Collect every line in the records below that contains the word "STUDIO".

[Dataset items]
-=-=-
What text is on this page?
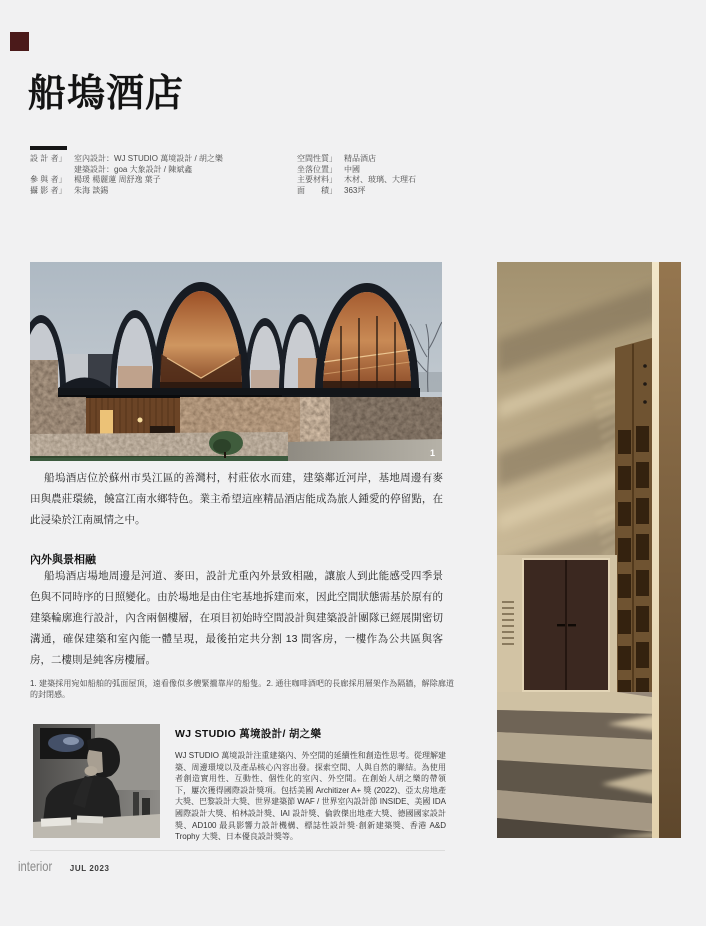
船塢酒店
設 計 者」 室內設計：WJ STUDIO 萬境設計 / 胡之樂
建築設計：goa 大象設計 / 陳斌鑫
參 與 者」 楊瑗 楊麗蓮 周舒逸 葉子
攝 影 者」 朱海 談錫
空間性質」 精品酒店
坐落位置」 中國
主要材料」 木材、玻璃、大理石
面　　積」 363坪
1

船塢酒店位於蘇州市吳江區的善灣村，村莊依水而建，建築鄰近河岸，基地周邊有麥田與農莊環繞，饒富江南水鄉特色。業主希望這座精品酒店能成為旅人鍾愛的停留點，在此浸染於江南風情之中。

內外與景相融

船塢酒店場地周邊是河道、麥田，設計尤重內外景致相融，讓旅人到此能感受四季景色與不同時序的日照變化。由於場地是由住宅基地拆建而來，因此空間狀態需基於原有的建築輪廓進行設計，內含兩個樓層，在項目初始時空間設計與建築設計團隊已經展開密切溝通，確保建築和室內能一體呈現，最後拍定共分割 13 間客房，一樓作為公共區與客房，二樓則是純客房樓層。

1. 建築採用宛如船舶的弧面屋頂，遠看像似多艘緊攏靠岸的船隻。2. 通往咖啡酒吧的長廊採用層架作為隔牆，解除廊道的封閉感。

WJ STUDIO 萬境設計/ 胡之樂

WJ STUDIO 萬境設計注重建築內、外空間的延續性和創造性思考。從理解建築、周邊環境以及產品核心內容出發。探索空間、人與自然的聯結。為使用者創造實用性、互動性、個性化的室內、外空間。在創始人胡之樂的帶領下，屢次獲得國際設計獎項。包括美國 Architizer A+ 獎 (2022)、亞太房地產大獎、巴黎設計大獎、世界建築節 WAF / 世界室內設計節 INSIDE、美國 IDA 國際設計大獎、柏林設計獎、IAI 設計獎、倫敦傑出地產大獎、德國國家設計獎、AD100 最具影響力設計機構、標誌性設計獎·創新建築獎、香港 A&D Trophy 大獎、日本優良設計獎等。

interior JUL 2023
-=-=-
### [Written answer]
設 計 者」 室內設計：WJ STUDIO 萬境設計 / 胡之樂
WJ STUDIO 萬境設計/ 胡之樂
WJ STUDIO 萬境設計注重建築內、外空間的延續性和創造性思考。從理解建築、周邊環境以及產品核心內容出發。探索空間、人與自然的聯結。為使用者創造實用性、互動性、個性化的室內、外空間。在創始人胡之樂的帶領下，屢次獲得國際設計獎項。包括美國 Architizer A+ 獎 (2022)、亞太房地產大獎、巴黎設計大獎、世界建築節 WAF / 世界室內設計節 INSIDE、美國 IDA 國際設計大獎、柏林設計獎、IAI 設計獎、倫敦傑出地產大獎、德國國家設計獎、AD100 最具影響力設計機構、標誌性設計獎·創新建築獎、香港 A&D Trophy 大獎、日本優良設計獎等。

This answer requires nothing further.